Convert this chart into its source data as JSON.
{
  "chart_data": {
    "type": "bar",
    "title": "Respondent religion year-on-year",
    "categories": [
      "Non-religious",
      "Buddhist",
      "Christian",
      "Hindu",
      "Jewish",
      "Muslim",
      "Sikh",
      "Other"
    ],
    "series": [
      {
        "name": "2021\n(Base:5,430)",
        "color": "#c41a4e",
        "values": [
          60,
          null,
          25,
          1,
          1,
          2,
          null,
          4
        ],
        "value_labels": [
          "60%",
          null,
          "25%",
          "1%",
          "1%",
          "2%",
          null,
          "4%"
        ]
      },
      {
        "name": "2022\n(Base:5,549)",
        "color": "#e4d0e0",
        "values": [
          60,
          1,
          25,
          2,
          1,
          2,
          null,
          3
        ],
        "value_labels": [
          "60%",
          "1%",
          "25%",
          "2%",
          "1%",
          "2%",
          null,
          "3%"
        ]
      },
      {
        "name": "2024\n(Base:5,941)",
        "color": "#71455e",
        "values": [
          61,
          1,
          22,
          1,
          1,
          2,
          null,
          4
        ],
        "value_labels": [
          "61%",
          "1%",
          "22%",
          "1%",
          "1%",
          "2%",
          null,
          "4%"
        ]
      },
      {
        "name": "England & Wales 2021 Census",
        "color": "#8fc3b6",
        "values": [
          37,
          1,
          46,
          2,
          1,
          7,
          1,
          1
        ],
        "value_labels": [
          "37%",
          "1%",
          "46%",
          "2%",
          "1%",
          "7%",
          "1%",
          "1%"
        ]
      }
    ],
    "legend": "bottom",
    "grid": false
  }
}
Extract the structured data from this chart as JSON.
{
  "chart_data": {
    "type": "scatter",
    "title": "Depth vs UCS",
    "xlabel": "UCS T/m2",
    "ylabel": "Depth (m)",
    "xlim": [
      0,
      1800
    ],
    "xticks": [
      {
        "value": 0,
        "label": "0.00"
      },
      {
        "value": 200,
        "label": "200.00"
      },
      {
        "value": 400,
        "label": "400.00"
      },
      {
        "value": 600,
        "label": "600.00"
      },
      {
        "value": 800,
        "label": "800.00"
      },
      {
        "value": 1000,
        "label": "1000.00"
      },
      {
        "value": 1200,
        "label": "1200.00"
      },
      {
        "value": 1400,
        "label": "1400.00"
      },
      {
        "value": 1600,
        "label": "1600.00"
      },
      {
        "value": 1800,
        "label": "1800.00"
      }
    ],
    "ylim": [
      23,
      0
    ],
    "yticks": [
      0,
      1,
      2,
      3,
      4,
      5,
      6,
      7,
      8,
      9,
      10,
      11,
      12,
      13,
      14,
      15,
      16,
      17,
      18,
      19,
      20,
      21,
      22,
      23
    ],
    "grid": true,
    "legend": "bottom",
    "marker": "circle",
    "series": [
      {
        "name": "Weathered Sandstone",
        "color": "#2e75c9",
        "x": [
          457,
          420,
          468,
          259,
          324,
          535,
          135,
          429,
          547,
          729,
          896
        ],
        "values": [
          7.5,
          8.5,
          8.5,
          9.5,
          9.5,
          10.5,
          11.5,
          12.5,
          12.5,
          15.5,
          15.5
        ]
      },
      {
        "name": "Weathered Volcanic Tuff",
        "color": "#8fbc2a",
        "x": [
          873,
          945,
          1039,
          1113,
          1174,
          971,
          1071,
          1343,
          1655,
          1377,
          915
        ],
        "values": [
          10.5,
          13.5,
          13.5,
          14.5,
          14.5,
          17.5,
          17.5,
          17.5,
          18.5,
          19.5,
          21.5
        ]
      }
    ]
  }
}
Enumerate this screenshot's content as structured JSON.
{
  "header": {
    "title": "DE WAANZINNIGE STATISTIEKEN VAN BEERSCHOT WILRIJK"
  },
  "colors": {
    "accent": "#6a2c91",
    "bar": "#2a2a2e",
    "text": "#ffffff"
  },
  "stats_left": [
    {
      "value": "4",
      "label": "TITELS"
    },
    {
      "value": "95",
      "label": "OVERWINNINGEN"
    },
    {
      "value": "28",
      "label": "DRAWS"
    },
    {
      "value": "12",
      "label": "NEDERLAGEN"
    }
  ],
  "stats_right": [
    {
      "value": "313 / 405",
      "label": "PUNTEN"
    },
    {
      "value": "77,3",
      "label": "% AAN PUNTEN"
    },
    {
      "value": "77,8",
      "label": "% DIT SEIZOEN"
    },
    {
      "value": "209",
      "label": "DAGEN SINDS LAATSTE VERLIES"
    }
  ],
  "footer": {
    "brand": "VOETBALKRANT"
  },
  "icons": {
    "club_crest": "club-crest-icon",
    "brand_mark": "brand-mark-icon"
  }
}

* * * * *

State how many lines in the entries above include the word "this"; reply with the number alone.

**Problem solution**
3